Records for the task ->
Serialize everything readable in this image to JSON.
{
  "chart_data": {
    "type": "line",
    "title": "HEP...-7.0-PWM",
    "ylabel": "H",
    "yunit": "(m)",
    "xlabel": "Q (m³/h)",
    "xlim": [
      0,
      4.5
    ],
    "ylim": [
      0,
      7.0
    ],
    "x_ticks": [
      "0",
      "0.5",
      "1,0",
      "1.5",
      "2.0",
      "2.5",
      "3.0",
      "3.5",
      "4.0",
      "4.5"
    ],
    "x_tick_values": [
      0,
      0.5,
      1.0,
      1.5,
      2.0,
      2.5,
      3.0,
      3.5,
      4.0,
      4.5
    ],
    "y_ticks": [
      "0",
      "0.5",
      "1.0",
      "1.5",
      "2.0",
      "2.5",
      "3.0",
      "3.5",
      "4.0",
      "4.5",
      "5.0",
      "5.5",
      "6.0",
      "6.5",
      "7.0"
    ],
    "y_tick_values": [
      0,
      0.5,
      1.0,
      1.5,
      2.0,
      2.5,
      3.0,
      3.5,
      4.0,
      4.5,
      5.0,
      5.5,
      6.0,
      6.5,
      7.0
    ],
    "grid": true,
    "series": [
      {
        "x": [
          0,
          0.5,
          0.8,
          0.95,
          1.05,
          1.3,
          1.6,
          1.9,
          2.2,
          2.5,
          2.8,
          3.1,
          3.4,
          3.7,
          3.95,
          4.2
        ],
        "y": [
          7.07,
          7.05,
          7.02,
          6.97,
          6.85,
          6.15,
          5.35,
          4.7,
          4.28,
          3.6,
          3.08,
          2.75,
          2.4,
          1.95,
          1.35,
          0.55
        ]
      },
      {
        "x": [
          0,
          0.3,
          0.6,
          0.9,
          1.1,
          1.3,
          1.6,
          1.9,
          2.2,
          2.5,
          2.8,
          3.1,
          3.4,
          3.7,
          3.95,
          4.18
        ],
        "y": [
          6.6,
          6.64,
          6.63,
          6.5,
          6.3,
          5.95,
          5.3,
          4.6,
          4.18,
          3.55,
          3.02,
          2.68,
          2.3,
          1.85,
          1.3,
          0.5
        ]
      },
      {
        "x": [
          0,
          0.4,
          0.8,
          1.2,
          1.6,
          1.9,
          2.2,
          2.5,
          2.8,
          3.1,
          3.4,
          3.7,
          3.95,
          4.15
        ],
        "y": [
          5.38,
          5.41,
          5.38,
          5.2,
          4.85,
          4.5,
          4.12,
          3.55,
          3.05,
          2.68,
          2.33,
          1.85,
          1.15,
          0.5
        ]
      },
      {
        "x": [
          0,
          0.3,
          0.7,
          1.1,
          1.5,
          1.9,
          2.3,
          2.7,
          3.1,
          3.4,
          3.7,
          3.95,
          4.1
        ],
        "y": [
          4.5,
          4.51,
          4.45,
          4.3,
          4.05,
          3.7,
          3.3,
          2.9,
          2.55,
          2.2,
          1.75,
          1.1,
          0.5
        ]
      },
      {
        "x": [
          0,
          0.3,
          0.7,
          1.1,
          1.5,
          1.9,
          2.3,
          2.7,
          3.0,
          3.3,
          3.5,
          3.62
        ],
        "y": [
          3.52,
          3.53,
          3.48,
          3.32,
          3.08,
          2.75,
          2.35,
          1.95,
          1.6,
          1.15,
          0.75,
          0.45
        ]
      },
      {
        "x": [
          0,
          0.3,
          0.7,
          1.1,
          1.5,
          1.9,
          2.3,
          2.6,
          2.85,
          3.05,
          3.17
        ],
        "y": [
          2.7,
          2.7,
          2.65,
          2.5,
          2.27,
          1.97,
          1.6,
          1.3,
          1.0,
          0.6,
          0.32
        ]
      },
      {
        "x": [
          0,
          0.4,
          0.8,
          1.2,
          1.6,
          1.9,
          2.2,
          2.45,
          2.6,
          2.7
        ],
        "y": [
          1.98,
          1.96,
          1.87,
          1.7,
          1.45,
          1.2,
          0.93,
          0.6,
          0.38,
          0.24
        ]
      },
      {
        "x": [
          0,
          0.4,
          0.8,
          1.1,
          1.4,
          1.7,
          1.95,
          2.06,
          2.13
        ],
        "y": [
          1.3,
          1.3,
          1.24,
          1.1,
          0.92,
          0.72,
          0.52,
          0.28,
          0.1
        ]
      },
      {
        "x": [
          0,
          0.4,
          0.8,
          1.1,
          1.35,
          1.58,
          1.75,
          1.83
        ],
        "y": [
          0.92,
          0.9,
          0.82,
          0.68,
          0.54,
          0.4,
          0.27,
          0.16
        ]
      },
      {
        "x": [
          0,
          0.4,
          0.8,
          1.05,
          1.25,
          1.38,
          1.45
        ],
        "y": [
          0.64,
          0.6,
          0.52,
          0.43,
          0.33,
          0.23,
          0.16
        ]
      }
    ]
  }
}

Task directions ->
Reproduce the full listing exactly.

Completed exercise ->
Serialize everything readable in this image to JSON.
{
  "chart_data": {
    "type": "line",
    "title": "HEP...-7.0-PWM",
    "ylabel": "H",
    "yunit": "(m)",
    "xlabel": "Q (m³/h)",
    "xlim": [
      0,
      4.5
    ],
    "ylim": [
      0,
      7.0
    ],
    "x_ticks": [
      "0",
      "0.5",
      "1,0",
      "1.5",
      "2.0",
      "2.5",
      "3.0",
      "3.5",
      "4.0",
      "4.5"
    ],
    "x_tick_values": [
      0,
      0.5,
      1.0,
      1.5,
      2.0,
      2.5,
      3.0,
      3.5,
      4.0,
      4.5
    ],
    "y_ticks": [
      "0",
      "0.5",
      "1.0",
      "1.5",
      "2.0",
      "2.5",
      "3.0",
      "3.5",
      "4.0",
      "4.5",
      "5.0",
      "5.5",
      "6.0",
      "6.5",
      "7.0"
    ],
    "y_tick_values": [
      0,
      0.5,
      1.0,
      1.5,
      2.0,
      2.5,
      3.0,
      3.5,
      4.0,
      4.5,
      5.0,
      5.5,
      6.0,
      6.5,
      7.0
    ],
    "grid": true,
    "series": [
      {
        "x": [
          0,
          0.5,
          0.8,
          0.95,
          1.05,
          1.3,
          1.6,
          1.9,
          2.2,
          2.5,
          2.8,
          3.1,
          3.4,
          3.7,
          3.95,
          4.2
        ],
        "y": [
          7.07,
          7.05,
          7.02,
          6.97,
          6.85,
          6.15,
          5.35,
          4.7,
          4.28,
          3.6,
          3.08,
          2.75,
          2.4,
          1.95,
          1.35,
          0.55
        ]
      },
      {
        "x": [
          0,
          0.3,
          0.6,
          0.9,
          1.1,
          1.3,
          1.6,
          1.9,
          2.2,
          2.5,
          2.8,
          3.1,
          3.4,
          3.7,
          3.95,
          4.18
        ],
        "y": [
          6.6,
          6.64,
          6.63,
          6.5,
          6.3,
          5.95,
          5.3,
          4.6,
          4.18,
          3.55,
          3.02,
          2.68,
          2.3,
          1.85,
          1.3,
          0.5
        ]
      },
      {
        "x": [
          0,
          0.4,
          0.8,
          1.2,
          1.6,
          1.9,
          2.2,
          2.5,
          2.8,
          3.1,
          3.4,
          3.7,
          3.95,
          4.15
        ],
        "y": [
          5.38,
          5.41,
          5.38,
          5.2,
          4.85,
          4.5,
          4.12,
          3.55,
          3.05,
          2.68,
          2.33,
          1.85,
          1.15,
          0.5
        ]
      },
      {
        "x": [
          0,
          0.3,
          0.7,
          1.1,
          1.5,
          1.9,
          2.3,
          2.7,
          3.1,
          3.4,
          3.7,
          3.95,
          4.1
        ],
        "y": [
          4.5,
          4.51,
          4.45,
          4.3,
          4.05,
          3.7,
          3.3,
          2.9,
          2.55,
          2.2,
          1.75,
          1.1,
          0.5
        ]
      },
      {
        "x": [
          0,
          0.3,
          0.7,
          1.1,
          1.5,
          1.9,
          2.3,
          2.7,
          3.0,
          3.3,
          3.5,
          3.62
        ],
        "y": [
          3.52,
          3.53,
          3.48,
          3.32,
          3.08,
          2.75,
          2.35,
          1.95,
          1.6,
          1.15,
          0.75,
          0.45
        ]
      },
      {
        "x": [
          0,
          0.3,
          0.7,
          1.1,
          1.5,
          1.9,
          2.3,
          2.6,
          2.85,
          3.05,
          3.17
        ],
        "y": [
          2.7,
          2.7,
          2.65,
          2.5,
          2.27,
          1.97,
          1.6,
          1.3,
          1.0,
          0.6,
          0.32
        ]
      },
      {
        "x": [
          0,
          0.4,
          0.8,
          1.2,
          1.6,
          1.9,
          2.2,
          2.45,
          2.6,
          2.7
        ],
        "y": [
          1.98,
          1.96,
          1.87,
          1.7,
          1.45,
          1.2,
          0.93,
          0.6,
          0.38,
          0.24
        ]
      },
      {
        "x": [
          0,
          0.4,
          0.8,
          1.1,
          1.4,
          1.7,
          1.95,
          2.06,
          2.13
        ],
        "y": [
          1.3,
          1.3,
          1.24,
          1.1,
          0.92,
          0.72,
          0.52,
          0.28,
          0.1
        ]
      },
      {
        "x": [
          0,
          0.4,
          0.8,
          1.1,
          1.35,
          1.58,
          1.75,
          1.83
        ],
        "y": [
          0.92,
          0.9,
          0.82,
          0.68,
          0.54,
          0.4,
          0.27,
          0.16
        ]
      },
      {
        "x": [
          0,
          0.4,
          0.8,
          1.05,
          1.25,
          1.38,
          1.45
        ],
        "y": [
          0.64,
          0.6,
          0.52,
          0.43,
          0.33,
          0.23,
          0.16
        ]
      }
    ]
  }
}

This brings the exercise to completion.